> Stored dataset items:
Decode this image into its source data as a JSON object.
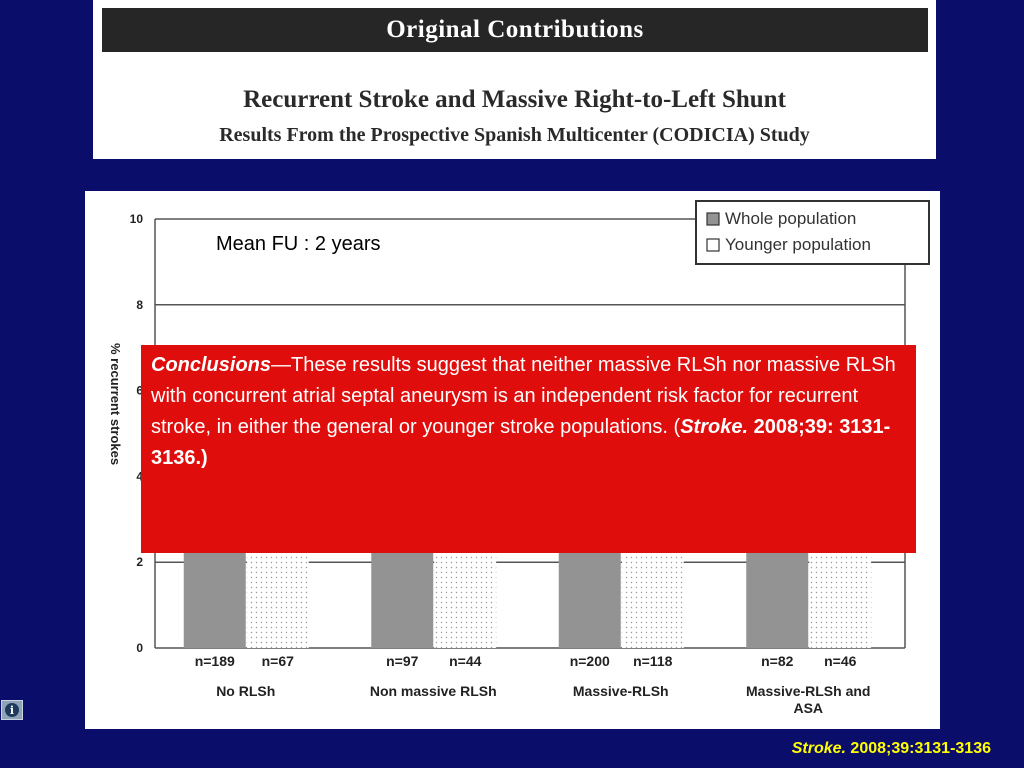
{
  "header": {
    "banner": "Original Contributions",
    "title": "Recurrent Stroke and Massive Right-to-Left Shunt",
    "subtitle": "Results From the Prospective Spanish Multicenter (CODICIA) Study"
  },
  "annotation": "Mean FU : 2 years",
  "conclusions": {
    "label": "Conclusions",
    "text": "—These results suggest that neither massive RLSh nor massive RLSh with concurrent atrial septal aneurysm is an independent risk factor for recurrent stroke, in either the general or younger stroke populations. (",
    "journal": "Stroke.",
    "citation": " 2008;39: 3131-3136.)"
  },
  "footer": {
    "journal": "Stroke.",
    "citation": " 2008;39:3131-3136"
  },
  "chart_data": {
    "type": "bar",
    "ylabel": "% recurrent strokes",
    "ylim": [
      0,
      10
    ],
    "yticks": [
      "0",
      "2",
      "4",
      "6",
      "8",
      "10"
    ],
    "grid": true,
    "legend_position": "top-right",
    "categories": [
      "No RLSh",
      "Non massive RLSh",
      "Massive-RLSh",
      "Massive-RLSh and ASA"
    ],
    "n_labels": [
      [
        "n=189",
        "n=67"
      ],
      [
        "n=97",
        "n=44"
      ],
      [
        "n=200",
        "n=118"
      ],
      [
        "n=82",
        "n=46"
      ]
    ],
    "series": [
      {
        "name": "Whole population",
        "color": "#939393",
        "values": [
          4.5,
          4.5,
          4.5,
          4.5
        ]
      },
      {
        "name": "Younger population",
        "color": "#ffffff",
        "values": [
          4.5,
          4.5,
          4.5,
          4.5
        ]
      }
    ]
  }
}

> Aim of the exercise: Track down every line of the material containing the string "name", and copy it.

> The response:
        "name": "Whole population",
        "name": "Younger population",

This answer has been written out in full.